The set N of finite naturals, is known to be the minimal model of Peano system, in the sense that the model N has no proper sub-model of Peano system (BTW, N must be a sub-model of every model of Peano system, this being a stronger aspect of the minimality of N).

Let U be a consistent union of Peano system along with another set of axioms. Does U necessarily have a minimal model (i.e. a model having no proper sub-model of U)? For example, let S be an infinite set of axioms such that - for every finite natural n - the n-th axiom states that ω is greater than n. Does the union of Peano system along with S have a minimal model M (i.e. a model having no proper sub-model of that union)? If it does, then: does that hold also if one replaces S by another set of axioms whose union with Peano system is consistent? HOTmag (talk) 19:27, 3 September 2016 (UTC)[reply]

Hmm, interesting. Of course if the axioms you add are all true, then the answer is yes, because the naturals are still the minimal model.
But if you add a false axiom, still consistent with PA, then I don't know. For example, suppose you add the false axiom ~Con(PA). You still have a consistent theory (because otherwise PA would prove Con(PA), violating second incompleteness). Any model of PA + ~Con(PA) is necessarily illfounded; it has a copy of the natural numbers, and then above it it has infinitely many order-copies of the integers, the copies being ordered by a dense linear order.
So there's even a question what "minimal" means here. Do you mean minimal in the sense that no other such model embeds homomorphically into it? My guess is that there's no such model, but I don't see a proof off the top of my head. --Trovatore (talk) 20:26, 3 September 2016 (UTC)[reply]
By a "minimal model of U ", I mean a model of U - having no proper sub-model of U. Thanks to your question, a clarification has just been added to my original post. HOTmag (talk) 21:03, 3 September 2016 (UTC)[reply]

Exercise objective>
Write out the passage of the minimal-models discussion from "The set N of" through "minimality of N)." word for word.

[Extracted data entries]
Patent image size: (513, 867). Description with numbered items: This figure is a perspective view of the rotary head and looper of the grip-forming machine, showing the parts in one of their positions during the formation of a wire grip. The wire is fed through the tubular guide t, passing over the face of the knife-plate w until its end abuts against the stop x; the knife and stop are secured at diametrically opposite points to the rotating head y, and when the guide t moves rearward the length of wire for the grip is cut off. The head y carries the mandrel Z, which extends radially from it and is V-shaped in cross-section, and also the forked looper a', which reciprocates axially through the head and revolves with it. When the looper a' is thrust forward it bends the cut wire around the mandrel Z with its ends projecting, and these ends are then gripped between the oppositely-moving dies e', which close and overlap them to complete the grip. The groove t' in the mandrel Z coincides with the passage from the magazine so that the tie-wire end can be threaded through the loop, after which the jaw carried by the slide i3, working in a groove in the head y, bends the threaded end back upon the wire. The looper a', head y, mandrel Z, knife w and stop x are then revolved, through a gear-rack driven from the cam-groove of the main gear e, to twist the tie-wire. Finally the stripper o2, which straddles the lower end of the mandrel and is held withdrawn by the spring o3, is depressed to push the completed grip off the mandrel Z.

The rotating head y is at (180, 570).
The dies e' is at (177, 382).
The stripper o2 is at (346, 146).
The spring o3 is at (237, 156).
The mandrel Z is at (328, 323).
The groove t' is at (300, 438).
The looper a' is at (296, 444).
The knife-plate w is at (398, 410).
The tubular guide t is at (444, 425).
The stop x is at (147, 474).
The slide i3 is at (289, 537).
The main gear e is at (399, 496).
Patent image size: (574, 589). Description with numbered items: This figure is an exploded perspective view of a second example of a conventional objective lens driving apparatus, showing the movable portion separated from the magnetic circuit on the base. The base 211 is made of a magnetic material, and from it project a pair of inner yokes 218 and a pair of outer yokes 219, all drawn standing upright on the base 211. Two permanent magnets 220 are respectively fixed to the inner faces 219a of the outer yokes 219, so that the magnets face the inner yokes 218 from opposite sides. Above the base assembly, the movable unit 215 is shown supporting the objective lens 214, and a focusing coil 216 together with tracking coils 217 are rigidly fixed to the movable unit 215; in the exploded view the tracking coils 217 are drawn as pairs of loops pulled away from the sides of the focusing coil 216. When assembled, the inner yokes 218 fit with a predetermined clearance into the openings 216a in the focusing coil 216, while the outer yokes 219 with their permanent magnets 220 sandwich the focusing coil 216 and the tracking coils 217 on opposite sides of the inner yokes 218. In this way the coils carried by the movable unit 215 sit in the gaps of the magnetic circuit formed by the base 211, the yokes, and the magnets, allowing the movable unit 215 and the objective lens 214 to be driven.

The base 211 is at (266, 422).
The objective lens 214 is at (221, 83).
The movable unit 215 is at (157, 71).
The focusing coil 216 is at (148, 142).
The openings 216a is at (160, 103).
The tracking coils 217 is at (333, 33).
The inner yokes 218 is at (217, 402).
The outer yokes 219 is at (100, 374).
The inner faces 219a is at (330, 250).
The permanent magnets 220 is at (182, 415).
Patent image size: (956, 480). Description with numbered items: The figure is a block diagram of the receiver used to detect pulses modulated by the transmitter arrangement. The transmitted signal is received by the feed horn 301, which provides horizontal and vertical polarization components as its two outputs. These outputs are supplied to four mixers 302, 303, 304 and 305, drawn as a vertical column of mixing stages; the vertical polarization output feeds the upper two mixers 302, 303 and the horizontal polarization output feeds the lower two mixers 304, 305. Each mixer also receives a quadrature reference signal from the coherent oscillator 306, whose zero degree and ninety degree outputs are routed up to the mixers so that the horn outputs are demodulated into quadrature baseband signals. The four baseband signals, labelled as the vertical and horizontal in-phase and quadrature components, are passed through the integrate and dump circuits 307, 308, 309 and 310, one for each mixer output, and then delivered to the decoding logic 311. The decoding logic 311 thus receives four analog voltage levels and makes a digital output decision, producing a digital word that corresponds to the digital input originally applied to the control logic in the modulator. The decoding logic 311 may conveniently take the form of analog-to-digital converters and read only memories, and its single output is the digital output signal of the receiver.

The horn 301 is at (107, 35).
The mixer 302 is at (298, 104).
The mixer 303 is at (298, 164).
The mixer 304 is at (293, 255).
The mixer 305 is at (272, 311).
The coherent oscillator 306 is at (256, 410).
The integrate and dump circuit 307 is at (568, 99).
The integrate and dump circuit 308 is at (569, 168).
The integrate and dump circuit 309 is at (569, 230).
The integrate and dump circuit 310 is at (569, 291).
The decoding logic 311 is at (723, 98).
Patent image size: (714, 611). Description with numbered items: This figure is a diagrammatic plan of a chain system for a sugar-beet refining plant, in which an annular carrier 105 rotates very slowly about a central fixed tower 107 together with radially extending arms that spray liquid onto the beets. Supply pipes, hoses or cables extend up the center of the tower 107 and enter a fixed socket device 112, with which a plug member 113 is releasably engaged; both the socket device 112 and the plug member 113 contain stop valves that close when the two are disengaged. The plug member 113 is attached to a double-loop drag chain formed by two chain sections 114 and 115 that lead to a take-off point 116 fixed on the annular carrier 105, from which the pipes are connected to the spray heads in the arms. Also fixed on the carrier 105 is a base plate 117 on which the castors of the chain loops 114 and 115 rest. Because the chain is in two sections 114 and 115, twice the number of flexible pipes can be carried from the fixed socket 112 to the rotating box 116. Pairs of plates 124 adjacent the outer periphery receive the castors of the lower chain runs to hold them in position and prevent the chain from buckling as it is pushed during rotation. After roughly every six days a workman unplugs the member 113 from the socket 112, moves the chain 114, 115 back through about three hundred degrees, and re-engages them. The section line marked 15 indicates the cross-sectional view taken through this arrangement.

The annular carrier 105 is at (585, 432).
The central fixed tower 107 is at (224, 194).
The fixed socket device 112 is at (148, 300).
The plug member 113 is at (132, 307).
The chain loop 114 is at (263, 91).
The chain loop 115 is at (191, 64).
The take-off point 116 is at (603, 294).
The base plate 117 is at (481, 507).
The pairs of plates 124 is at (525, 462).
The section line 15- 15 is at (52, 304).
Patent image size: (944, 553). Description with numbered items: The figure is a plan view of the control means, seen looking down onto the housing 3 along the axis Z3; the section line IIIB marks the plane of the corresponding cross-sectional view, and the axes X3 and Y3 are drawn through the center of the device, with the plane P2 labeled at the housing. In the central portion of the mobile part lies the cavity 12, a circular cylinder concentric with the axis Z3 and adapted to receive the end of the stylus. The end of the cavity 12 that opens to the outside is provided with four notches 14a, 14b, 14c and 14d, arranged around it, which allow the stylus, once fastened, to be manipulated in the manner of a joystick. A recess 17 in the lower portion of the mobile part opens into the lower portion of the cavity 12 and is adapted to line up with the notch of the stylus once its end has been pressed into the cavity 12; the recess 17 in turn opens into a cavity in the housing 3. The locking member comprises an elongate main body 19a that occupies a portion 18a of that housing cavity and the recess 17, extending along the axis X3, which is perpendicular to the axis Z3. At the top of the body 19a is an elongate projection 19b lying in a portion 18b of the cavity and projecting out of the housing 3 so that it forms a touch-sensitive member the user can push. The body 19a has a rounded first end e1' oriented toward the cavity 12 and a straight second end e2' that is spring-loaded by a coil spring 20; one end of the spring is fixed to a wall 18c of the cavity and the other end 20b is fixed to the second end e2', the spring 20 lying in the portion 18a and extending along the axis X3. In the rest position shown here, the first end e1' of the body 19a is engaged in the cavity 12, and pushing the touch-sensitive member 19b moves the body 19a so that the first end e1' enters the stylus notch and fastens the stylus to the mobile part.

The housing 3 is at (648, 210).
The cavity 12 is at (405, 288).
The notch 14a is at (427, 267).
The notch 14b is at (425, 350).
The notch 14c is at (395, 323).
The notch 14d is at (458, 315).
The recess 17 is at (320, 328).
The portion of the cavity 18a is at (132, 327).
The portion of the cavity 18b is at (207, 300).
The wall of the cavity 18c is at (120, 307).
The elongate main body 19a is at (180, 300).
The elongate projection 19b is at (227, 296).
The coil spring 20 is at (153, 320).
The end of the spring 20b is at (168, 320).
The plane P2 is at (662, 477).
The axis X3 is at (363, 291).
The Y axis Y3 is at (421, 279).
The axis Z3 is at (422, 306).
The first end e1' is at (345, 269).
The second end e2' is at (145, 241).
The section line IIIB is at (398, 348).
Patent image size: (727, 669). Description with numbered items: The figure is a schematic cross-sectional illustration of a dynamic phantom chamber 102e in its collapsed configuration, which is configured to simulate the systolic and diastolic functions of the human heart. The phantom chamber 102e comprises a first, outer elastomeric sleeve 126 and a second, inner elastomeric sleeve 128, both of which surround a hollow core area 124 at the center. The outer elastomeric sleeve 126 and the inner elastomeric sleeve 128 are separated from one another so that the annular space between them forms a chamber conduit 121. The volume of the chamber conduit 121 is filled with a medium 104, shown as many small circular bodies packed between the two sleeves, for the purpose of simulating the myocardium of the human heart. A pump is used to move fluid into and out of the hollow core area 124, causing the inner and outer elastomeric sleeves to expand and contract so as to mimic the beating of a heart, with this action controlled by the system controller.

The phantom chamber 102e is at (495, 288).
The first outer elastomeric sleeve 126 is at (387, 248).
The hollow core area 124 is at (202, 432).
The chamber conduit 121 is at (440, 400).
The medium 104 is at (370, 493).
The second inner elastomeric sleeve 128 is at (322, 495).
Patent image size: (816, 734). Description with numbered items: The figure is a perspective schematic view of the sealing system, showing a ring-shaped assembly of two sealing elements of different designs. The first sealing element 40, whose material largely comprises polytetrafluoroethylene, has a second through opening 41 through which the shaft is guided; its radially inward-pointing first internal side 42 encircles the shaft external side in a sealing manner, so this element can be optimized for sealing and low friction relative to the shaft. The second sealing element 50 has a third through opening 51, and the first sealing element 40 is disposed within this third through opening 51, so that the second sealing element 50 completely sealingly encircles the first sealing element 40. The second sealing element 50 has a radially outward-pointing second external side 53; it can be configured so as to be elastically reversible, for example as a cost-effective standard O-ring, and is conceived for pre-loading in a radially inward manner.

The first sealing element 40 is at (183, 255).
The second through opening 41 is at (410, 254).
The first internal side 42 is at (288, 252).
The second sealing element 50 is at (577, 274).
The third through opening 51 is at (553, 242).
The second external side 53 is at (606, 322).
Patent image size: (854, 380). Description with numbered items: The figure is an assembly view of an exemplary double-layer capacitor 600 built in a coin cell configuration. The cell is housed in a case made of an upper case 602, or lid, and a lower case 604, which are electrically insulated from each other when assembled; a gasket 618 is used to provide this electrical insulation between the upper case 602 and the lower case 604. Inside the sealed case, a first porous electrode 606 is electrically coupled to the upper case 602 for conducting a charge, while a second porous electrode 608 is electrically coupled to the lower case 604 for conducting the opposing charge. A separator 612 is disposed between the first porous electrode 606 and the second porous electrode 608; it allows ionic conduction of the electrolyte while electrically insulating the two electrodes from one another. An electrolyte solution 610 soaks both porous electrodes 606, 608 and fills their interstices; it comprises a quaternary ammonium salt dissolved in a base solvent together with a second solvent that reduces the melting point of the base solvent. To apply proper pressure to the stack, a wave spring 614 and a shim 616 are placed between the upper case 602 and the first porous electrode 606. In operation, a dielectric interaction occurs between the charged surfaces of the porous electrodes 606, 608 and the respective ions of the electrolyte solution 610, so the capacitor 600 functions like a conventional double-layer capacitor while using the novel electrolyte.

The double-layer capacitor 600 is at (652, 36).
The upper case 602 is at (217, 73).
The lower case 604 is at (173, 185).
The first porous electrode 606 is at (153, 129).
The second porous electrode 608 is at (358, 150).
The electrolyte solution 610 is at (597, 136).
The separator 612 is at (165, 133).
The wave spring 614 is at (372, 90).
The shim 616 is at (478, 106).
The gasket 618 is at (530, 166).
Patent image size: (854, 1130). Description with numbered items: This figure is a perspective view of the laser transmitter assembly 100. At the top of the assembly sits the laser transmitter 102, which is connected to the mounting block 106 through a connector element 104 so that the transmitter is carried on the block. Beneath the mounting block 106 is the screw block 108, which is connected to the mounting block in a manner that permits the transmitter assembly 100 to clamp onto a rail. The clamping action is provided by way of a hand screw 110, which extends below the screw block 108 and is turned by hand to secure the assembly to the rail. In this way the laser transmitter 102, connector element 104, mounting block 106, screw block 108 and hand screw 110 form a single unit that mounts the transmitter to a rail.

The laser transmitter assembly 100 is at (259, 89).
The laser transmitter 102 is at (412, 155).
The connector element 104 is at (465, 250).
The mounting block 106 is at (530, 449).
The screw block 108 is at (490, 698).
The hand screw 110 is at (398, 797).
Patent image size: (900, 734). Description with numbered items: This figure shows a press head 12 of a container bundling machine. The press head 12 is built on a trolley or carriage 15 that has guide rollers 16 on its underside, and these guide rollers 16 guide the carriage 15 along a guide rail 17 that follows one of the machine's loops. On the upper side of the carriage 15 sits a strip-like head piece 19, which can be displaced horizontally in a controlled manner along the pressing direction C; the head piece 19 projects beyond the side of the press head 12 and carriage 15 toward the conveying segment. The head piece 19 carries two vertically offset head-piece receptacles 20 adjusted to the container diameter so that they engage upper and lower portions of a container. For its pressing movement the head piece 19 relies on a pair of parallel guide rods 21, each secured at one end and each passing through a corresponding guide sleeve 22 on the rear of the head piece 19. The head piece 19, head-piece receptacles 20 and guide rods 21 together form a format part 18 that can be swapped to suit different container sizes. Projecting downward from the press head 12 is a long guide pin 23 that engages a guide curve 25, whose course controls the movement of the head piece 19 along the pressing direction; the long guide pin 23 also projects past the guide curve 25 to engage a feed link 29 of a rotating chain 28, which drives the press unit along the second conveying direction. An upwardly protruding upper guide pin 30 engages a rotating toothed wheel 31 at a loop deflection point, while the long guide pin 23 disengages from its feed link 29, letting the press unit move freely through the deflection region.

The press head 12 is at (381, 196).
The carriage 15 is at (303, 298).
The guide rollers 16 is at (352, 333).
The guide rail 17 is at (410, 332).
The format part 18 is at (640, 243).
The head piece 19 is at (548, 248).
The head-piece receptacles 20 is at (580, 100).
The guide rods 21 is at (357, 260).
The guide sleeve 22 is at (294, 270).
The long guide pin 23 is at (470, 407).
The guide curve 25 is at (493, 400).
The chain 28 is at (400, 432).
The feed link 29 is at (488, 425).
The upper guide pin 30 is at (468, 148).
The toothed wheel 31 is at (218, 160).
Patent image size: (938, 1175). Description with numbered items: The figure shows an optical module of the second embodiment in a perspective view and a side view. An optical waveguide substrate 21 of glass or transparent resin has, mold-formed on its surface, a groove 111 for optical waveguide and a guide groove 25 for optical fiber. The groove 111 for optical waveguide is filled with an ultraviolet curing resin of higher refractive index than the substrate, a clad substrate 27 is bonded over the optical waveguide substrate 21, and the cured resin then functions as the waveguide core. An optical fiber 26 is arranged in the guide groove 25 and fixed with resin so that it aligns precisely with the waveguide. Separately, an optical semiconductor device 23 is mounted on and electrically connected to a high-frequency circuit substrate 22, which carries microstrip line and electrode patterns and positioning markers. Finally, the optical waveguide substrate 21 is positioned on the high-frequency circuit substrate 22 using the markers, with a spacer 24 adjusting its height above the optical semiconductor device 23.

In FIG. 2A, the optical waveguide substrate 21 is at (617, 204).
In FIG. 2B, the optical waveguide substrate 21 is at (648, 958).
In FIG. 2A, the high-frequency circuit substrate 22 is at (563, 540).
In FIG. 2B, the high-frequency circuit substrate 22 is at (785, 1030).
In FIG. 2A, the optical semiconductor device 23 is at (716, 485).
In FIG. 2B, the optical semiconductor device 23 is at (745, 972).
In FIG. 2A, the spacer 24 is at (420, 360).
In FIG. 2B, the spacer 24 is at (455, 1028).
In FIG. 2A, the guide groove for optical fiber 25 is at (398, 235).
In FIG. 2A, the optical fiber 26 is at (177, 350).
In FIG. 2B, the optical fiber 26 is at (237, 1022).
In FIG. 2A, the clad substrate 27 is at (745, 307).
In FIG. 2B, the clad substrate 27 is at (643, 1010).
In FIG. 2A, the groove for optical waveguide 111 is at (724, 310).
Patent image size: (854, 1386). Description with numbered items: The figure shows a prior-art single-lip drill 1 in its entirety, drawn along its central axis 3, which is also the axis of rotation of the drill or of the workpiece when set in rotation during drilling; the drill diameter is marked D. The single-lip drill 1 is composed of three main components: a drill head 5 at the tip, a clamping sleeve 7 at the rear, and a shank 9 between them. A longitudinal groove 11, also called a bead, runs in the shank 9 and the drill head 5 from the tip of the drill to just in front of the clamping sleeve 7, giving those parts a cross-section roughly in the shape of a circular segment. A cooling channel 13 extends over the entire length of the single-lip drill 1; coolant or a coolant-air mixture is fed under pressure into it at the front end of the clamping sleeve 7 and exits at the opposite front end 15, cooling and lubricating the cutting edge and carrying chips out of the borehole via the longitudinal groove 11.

Output for this exercise>
The set N of finite naturals, is known to be the minimal model of Peano system, in the sense that the model N has no proper sub-model of Peano system (BTW, N must be a sub-model of every model of Peano system, this being a stronger aspect of the minimality of N).